=== OBJECTIVE ===
Every line below that mentions the word "title" should be copied out.

=== DATA SECTION ===
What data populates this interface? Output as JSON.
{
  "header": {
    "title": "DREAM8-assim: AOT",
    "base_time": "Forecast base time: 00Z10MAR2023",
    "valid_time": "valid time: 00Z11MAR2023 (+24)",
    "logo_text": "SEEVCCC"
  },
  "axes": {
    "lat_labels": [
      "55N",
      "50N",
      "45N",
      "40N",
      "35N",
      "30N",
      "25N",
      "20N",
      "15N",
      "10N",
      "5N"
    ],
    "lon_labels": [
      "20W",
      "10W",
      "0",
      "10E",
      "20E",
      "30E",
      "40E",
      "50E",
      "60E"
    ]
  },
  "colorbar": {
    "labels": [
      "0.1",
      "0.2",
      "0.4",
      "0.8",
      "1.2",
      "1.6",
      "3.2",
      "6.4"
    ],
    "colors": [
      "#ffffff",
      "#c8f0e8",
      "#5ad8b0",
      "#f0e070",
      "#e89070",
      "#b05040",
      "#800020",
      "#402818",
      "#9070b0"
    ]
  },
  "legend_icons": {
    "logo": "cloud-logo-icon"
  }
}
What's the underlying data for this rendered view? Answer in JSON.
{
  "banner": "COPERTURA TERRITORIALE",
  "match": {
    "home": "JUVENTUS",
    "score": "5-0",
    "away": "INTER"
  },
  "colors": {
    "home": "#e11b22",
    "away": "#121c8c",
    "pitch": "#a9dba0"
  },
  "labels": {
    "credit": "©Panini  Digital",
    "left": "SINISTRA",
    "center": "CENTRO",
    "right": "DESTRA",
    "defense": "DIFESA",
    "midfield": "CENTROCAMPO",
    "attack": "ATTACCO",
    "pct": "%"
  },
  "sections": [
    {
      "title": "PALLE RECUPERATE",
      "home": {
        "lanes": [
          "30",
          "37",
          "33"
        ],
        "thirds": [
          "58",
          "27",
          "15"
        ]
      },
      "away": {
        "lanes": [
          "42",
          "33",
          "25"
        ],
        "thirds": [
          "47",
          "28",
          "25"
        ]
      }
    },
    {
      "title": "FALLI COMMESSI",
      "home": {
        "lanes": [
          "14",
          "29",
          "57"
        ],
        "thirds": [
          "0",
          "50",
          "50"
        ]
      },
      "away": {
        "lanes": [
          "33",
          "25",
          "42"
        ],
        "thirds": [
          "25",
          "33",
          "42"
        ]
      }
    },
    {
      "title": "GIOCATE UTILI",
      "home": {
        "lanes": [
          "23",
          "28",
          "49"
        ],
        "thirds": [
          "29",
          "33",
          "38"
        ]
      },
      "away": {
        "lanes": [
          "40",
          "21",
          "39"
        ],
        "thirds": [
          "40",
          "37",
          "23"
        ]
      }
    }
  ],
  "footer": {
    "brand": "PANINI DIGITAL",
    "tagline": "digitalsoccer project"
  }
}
* * *
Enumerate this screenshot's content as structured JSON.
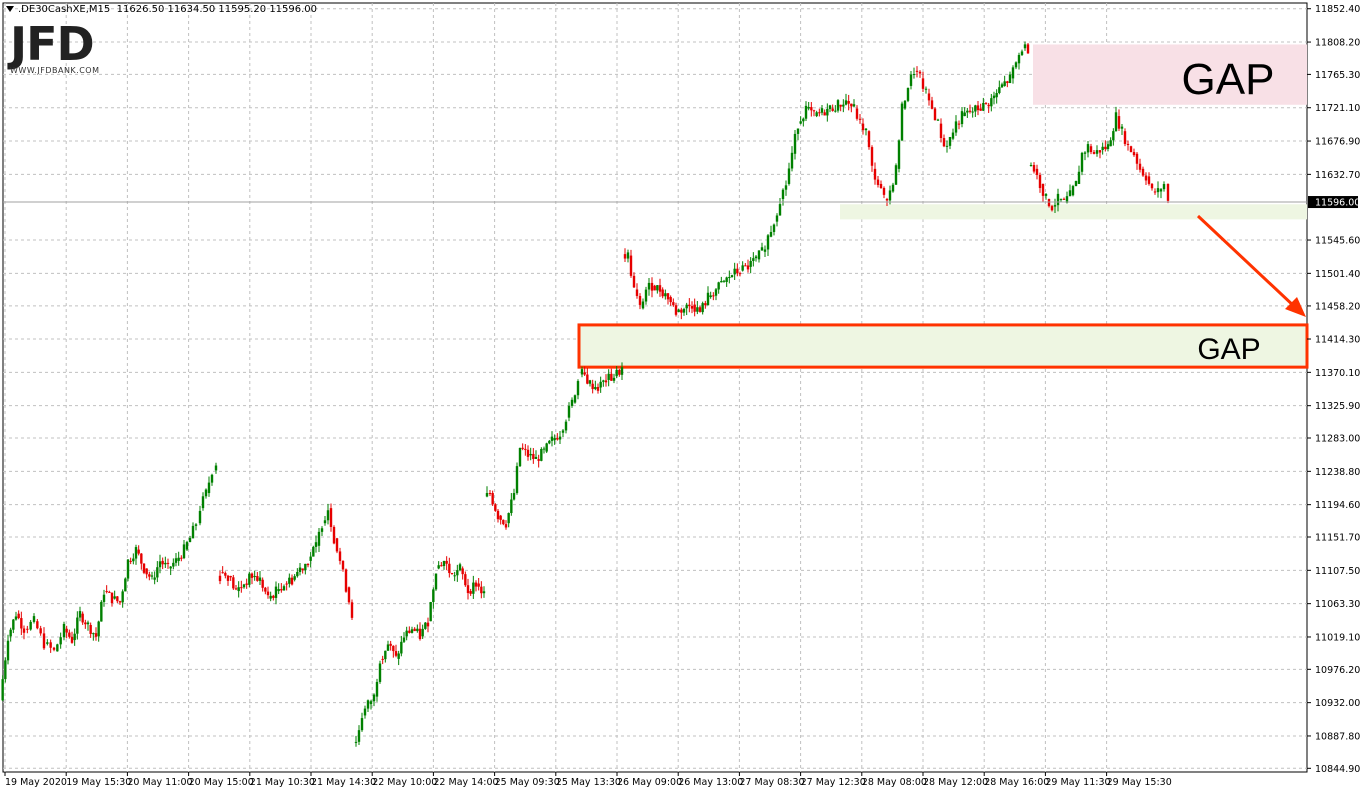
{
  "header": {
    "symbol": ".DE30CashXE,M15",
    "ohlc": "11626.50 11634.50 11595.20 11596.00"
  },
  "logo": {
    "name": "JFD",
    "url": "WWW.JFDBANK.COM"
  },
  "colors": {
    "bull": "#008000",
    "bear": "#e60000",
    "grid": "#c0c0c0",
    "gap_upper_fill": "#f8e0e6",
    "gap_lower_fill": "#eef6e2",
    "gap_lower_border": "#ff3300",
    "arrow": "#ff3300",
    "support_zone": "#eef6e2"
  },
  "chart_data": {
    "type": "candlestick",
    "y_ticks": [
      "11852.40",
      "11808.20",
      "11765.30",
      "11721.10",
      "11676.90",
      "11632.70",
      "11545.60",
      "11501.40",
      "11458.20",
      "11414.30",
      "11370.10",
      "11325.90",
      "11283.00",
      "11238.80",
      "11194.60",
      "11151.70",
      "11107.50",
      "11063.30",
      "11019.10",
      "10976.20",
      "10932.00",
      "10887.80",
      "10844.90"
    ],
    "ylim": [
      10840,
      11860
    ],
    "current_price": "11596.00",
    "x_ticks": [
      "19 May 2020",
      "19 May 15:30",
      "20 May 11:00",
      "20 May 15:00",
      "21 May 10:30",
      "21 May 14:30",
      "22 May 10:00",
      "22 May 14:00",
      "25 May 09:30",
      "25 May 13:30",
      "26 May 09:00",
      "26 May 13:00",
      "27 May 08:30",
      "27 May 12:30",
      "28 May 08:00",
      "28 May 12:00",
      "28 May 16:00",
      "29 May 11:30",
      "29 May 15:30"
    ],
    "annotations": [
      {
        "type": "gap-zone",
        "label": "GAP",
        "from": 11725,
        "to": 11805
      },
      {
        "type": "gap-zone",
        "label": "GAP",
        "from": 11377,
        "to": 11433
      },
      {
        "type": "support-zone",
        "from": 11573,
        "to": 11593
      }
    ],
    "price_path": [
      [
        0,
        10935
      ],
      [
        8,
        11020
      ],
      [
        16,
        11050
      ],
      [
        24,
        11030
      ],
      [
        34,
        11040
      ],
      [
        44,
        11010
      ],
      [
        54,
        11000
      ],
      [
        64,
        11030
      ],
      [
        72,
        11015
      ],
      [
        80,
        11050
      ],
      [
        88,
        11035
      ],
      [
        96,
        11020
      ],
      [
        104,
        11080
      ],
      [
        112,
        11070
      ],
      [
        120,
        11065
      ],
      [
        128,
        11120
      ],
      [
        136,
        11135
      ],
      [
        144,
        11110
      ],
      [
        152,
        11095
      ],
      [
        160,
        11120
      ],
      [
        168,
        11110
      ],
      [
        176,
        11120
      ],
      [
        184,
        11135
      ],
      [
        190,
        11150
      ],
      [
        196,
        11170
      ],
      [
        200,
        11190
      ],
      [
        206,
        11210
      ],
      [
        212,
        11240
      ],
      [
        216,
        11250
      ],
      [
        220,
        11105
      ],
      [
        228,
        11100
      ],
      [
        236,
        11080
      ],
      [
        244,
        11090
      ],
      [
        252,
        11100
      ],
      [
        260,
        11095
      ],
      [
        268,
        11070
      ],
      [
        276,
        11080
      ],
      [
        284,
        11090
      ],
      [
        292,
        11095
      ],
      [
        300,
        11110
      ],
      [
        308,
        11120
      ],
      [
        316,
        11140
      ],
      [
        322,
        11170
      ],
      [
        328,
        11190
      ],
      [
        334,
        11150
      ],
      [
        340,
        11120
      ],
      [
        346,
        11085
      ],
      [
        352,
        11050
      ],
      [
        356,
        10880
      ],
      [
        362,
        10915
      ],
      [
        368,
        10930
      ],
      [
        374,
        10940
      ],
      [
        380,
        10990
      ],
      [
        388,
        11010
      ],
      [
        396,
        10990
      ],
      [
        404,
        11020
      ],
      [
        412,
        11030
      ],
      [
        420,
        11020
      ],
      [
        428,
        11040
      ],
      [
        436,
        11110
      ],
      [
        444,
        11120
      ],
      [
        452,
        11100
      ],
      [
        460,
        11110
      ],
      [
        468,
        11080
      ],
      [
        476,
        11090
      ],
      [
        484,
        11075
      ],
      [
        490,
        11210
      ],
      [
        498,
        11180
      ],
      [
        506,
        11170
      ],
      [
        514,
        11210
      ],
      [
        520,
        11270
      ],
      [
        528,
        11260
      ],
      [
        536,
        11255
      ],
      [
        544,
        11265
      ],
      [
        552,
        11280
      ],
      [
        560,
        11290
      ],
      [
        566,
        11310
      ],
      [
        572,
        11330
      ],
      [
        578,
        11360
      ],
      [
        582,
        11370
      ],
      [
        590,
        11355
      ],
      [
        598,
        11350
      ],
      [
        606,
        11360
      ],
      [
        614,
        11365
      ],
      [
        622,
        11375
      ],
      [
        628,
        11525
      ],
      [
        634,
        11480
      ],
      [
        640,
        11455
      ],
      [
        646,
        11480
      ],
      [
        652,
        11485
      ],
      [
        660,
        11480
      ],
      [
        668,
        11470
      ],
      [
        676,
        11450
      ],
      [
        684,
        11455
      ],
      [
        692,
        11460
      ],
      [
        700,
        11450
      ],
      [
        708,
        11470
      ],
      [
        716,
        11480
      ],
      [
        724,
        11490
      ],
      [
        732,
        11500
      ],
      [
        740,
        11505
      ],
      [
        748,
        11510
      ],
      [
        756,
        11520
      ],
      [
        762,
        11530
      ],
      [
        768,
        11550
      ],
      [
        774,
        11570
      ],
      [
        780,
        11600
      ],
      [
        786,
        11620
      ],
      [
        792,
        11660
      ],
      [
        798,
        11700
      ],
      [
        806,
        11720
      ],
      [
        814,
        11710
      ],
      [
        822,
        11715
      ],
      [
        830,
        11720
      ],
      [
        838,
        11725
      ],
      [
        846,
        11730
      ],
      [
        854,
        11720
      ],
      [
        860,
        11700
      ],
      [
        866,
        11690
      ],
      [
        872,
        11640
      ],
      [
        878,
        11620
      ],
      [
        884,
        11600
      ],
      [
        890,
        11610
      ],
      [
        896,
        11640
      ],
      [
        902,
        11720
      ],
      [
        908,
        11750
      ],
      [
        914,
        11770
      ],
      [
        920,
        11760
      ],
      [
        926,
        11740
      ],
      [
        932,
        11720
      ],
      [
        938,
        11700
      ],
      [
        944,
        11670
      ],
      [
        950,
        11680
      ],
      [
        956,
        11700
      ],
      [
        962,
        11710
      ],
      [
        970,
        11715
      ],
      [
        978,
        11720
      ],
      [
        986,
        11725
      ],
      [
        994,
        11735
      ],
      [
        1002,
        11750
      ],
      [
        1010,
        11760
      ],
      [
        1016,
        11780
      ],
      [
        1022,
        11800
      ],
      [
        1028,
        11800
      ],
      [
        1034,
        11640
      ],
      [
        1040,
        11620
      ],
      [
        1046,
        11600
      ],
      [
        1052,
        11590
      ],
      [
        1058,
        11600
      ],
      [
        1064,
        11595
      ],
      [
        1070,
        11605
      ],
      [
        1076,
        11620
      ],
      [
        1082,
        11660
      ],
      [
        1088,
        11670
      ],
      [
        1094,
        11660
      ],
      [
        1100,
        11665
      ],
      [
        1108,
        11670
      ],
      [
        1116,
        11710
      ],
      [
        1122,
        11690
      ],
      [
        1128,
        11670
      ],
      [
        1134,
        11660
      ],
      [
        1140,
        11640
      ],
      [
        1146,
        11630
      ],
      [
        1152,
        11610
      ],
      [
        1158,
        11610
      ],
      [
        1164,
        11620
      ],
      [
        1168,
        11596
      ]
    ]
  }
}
...
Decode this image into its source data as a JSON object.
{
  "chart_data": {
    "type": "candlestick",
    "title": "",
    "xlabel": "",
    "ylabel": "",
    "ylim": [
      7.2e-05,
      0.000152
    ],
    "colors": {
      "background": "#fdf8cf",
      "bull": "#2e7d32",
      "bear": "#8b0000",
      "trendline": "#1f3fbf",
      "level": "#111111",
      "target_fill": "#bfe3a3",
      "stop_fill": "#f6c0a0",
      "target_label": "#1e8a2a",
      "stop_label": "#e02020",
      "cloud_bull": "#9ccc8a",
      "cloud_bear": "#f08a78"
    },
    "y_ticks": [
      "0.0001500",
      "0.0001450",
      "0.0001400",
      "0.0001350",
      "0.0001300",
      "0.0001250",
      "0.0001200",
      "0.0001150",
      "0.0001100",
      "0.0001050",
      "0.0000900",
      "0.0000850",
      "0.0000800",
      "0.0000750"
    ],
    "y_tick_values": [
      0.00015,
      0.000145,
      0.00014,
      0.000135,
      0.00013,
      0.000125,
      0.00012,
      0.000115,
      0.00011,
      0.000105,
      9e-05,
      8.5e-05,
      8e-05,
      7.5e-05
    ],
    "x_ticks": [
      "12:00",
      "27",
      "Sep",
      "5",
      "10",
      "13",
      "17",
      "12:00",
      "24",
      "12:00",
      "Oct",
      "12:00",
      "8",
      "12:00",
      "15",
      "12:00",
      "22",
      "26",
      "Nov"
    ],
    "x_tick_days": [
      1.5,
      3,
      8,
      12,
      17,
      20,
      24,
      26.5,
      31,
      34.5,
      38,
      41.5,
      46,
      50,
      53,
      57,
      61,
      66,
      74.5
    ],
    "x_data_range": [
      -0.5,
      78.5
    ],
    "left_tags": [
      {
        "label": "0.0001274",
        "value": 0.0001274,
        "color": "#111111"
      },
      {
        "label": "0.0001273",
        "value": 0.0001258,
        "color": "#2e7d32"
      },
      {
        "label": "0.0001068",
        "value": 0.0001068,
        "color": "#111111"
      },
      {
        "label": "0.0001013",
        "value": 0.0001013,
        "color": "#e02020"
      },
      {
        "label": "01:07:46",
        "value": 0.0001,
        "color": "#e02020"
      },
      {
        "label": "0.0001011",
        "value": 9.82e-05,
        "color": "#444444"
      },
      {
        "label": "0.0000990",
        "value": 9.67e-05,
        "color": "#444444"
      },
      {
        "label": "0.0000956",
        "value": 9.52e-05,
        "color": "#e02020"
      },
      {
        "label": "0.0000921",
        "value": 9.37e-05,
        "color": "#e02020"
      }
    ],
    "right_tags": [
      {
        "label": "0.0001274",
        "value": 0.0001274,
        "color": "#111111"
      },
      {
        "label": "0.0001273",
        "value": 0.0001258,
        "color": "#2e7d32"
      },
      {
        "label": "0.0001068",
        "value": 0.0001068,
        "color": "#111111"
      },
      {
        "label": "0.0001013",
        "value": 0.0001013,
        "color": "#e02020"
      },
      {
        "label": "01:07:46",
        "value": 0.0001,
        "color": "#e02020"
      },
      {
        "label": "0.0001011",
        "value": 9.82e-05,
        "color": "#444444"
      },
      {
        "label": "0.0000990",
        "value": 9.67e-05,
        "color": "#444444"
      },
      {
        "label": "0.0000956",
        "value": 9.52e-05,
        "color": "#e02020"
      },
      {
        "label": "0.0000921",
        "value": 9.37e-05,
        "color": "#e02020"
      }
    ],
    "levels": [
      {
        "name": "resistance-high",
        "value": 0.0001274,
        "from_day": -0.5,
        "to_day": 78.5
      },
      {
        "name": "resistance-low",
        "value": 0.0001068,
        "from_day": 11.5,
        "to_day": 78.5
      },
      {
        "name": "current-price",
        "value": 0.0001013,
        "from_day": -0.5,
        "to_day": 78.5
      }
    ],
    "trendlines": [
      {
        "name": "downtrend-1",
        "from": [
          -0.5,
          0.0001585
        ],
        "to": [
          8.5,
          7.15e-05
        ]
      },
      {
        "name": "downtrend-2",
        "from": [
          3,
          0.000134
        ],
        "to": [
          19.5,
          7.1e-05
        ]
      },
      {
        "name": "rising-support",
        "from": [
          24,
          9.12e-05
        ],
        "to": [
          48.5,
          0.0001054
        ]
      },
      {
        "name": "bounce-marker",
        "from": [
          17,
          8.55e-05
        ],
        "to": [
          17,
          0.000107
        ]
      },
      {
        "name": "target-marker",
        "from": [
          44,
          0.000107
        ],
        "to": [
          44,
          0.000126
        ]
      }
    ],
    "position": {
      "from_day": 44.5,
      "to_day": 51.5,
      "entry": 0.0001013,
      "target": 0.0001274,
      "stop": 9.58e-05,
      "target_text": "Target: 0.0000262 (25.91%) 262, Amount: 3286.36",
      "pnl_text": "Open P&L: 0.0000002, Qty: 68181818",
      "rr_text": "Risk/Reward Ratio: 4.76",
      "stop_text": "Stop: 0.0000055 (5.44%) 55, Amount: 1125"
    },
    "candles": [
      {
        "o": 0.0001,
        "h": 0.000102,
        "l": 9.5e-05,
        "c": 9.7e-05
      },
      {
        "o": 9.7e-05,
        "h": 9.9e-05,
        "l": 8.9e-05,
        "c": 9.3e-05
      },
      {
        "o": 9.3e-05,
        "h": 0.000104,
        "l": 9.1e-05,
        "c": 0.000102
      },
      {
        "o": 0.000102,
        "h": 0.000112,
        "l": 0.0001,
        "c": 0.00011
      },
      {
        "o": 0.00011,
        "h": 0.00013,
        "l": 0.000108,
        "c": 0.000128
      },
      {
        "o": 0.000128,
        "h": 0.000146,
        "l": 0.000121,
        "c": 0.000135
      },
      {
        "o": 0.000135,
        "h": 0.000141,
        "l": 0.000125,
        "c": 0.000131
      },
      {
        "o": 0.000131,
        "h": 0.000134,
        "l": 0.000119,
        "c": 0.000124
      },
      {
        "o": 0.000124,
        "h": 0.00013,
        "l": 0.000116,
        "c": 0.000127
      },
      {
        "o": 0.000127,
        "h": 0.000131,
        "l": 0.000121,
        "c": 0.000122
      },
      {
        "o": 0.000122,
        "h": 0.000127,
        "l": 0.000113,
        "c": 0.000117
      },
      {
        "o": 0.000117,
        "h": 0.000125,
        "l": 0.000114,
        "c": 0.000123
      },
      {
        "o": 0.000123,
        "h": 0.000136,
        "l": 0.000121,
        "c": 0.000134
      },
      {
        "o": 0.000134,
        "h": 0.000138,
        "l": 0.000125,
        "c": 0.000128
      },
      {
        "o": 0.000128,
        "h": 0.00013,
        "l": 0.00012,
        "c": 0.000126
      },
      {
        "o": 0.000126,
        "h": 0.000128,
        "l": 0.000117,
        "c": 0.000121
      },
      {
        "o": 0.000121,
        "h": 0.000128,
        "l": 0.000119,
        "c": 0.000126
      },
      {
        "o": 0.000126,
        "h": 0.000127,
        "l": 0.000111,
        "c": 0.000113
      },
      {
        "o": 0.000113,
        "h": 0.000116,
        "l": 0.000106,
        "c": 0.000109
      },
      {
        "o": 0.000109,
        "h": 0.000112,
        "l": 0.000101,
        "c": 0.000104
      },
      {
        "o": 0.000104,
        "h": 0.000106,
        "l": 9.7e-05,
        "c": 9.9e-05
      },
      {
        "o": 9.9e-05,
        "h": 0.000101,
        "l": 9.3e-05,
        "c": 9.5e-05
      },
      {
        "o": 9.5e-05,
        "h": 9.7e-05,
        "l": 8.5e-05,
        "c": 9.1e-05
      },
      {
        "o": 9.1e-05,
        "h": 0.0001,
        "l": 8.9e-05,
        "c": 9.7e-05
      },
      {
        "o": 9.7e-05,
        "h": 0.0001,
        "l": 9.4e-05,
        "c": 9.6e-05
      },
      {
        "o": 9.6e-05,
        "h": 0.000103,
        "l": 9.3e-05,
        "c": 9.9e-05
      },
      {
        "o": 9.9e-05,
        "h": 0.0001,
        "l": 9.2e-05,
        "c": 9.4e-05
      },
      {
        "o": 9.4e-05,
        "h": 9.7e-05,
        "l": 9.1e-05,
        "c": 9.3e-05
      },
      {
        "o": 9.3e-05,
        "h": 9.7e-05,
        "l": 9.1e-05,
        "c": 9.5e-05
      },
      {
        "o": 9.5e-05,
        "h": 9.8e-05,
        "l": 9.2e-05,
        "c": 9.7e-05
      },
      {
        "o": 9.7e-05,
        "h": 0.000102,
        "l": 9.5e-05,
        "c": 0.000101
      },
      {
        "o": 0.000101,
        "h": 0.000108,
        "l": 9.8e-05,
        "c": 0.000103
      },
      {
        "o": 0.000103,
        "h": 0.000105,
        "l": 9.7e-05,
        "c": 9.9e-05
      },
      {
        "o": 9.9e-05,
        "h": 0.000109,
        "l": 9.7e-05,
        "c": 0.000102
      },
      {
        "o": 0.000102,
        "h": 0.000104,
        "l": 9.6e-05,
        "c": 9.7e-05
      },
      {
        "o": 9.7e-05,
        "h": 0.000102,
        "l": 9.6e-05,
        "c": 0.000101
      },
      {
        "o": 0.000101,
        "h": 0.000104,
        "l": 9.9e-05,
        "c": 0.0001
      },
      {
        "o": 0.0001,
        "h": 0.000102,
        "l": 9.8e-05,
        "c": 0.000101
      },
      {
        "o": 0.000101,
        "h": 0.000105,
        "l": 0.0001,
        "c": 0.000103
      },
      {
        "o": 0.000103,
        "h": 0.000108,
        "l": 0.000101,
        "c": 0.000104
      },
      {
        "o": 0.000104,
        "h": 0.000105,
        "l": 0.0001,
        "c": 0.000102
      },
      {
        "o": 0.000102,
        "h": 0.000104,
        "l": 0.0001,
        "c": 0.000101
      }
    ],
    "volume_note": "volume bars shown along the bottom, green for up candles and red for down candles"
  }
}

=== SOLUTION FOR THIS PROBLEM ===
    "title": "DREAM8-assim: AOT",
      "title": "PALLE RECUPERATE",
      "title": "FALLI COMMESSI",
      "title": "GIOCATE UTILI",
    "title": "",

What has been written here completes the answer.